Source excerpt:
start
I feel it’s up to us to be the protection for the young people who cannot protect themselves. And we have seen this Government, previous Governments, and Governments before—for a long time—who have, with best of intentions, tried to have our children living in safe environments, but have failed. Just recently, over the last few years, we’ve seen report after report after report into Oranga Tamariki, and whatever it was called before it was called Oranga Tamariki, stating that they are not doing their job. They are not actually protecting our children and children are slipping through the cracks.
I mentioned the Oranga Tamariki Oversight Bill at the very beginning, because the select committee process ran side by side. Part of me is concerned that by changing this and getting rid of the safety net here for subsequent children, my concern is around the oversight process when things go wrong. So now we’ve got two bills that I feel are going to let our children down. It’s a scary thought. I have every belief that those within the select committee process that were sitting across the table from me are trying to do the right thing, but the unintended consequences are just far too damaging to ignore.
Now, I’ve heard that social workers will still have the ability to act if a report of concern is made. I think I heard it mentioned on this side of the House previously that that’s after the fact. It’s after the fact that somebody has seen something that they feel they need to report. And from experience, it takes a lot for somebody to report. It’s not just somebody thinking, “Oh, maybe something’s wrong.” It takes a lot for somebody to put in a report of concern. Then once you put in the report of concern, what is the process after that? Recent reports have shown us that even if someone has put in a report of concern, there’s no guarantee that that report of concern is going to be followed up. There’s no guarantee that that report of concern is going to be taken seriously. Whereas if we have an automatic mandatory check, it’s there, it’s in place, and it has to be done and we know it will be done. And we’re not relying on an after the fact report of concern when we may be too late.
Can we afford not to have this safety net? Whether or not it’s an inconvenience to parents, hapū, iwi, and children that have come before, is that inconvenience worth saving a life for? In my mind, it is. Because a child can never get their life back if they pass away. We can say sorry as much as we like, but that’s not going to bring back a child that loses their life or ends up with a lifetime of disability because a safety net that may be a bit inconvenient for our system is taken away.
I have huge concerns about the potential risk we are putting these children in. Through best of intentions, I hear that we’ve got to rebuild the faith and trust of families, iwi, and hapū. Surely, it’s the other way round. Surely they should rebuild their trust in the State to show that they are capable of looking after these children. There should be some kind of accountability for bad behaviour and terrible behaviour when it comes to our children. We are losing too many children and we’re making too many excuses for the bad behaviour of these parents.
end
Items:
start
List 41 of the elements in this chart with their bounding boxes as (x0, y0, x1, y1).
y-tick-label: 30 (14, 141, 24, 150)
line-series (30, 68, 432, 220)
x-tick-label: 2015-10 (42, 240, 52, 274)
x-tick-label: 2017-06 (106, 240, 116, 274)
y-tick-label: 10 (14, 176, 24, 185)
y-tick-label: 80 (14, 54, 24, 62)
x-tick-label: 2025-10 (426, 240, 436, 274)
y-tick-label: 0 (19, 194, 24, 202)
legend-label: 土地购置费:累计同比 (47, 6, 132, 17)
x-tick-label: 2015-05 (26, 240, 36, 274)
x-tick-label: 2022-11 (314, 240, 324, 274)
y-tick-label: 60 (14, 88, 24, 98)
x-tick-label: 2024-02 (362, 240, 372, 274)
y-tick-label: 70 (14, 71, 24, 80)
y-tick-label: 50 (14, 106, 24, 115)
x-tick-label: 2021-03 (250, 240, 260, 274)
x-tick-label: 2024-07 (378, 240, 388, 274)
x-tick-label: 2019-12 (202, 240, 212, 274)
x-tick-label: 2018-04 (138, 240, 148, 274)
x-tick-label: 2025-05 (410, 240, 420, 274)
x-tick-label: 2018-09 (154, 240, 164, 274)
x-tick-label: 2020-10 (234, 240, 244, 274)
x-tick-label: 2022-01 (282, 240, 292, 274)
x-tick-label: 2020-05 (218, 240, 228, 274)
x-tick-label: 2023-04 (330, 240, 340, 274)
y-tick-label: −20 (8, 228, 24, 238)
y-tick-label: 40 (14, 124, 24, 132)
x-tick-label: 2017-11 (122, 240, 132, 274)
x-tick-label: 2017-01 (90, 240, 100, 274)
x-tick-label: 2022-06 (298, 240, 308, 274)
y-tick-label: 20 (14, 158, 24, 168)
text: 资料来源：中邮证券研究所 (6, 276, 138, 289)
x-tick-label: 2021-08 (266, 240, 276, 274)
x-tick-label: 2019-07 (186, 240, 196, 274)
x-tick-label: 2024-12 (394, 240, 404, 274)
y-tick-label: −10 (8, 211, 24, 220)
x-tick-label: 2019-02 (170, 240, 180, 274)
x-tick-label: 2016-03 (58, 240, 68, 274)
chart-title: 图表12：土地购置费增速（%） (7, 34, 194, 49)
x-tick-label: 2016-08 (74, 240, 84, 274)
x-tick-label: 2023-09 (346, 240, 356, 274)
end
start
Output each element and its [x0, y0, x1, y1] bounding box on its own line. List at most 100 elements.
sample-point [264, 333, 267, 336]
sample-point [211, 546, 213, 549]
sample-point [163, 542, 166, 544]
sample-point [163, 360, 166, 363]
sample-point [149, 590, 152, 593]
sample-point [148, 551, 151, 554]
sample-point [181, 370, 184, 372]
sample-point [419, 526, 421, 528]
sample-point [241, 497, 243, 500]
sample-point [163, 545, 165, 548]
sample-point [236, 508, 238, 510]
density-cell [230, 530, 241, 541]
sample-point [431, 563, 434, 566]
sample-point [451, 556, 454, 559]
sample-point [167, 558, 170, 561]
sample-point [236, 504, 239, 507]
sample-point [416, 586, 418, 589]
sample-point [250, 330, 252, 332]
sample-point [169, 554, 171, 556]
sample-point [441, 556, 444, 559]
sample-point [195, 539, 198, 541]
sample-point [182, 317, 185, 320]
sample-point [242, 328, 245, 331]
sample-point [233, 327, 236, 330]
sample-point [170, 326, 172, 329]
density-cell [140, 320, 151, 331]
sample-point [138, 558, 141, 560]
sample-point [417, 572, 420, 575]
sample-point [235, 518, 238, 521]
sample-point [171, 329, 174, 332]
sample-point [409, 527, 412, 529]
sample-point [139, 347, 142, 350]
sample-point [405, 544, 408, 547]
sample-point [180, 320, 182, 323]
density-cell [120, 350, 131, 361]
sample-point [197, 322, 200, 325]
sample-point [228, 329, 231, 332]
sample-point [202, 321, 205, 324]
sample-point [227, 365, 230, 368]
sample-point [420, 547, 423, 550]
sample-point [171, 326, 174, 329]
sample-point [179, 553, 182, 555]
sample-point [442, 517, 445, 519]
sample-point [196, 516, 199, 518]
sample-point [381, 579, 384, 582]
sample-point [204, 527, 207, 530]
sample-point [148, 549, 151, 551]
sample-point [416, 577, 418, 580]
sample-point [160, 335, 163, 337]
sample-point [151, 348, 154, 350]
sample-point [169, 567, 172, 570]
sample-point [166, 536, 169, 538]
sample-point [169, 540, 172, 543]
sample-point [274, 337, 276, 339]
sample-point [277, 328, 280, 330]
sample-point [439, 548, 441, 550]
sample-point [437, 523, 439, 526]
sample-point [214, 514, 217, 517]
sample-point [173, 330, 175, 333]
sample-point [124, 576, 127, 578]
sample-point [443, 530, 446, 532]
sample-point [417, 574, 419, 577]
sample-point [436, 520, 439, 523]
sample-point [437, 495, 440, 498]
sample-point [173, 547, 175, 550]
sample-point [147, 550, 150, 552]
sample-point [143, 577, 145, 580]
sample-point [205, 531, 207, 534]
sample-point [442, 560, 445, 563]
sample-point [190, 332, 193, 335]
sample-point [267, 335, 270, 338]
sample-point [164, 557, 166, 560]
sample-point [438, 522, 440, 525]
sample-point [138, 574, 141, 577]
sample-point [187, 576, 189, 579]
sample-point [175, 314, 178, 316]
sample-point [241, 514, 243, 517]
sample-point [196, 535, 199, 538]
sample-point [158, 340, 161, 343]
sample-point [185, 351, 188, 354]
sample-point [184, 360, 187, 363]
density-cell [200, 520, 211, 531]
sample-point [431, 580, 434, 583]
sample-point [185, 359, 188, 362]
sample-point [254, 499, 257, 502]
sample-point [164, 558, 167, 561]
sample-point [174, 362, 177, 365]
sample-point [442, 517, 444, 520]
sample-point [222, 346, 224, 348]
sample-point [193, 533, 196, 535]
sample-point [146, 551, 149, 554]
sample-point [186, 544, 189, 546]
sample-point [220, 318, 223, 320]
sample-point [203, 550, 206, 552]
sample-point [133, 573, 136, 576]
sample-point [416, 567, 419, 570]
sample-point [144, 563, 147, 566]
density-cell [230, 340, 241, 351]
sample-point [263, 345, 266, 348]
end
start
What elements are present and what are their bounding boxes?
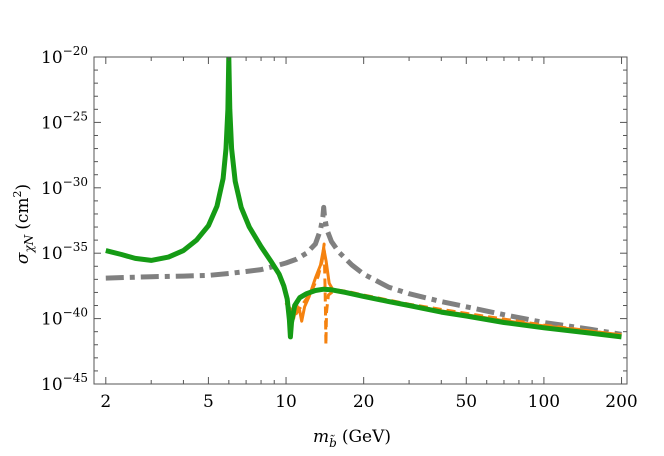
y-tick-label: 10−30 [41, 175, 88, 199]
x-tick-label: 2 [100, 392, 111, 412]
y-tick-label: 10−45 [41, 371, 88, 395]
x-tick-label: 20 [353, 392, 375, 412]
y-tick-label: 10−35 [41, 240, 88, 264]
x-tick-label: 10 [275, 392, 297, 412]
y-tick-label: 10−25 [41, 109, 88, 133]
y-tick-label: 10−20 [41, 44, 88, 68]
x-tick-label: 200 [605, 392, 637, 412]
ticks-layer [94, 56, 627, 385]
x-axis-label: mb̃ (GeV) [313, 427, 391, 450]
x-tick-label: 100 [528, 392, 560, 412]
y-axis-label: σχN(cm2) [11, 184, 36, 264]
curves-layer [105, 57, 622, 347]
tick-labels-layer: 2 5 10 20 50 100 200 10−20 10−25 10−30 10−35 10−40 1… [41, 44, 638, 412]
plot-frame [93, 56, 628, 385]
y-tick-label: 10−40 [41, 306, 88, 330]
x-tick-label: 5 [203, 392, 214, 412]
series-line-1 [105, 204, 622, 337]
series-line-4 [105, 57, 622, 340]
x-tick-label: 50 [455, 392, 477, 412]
end
In the speech above, rewrite everything from "I have huge" down to "of these parents.", putting "kids" wherever "children" appears.

I have huge concerns about the potential risk we are putting these kids in. Through best of intentions, I hear that we’ve got to rebuild the faith and trust of families, iwi, and hapū. Surely, it’s the other way round. Surely they should rebuild their trust in the State to show that they are capable of looking after these kids. There should be some kind of accountability for bad behaviour and terrible behaviour when it comes to our kids. We are losing too many kids and we’re making too many excuses for the bad behaviour of these parents.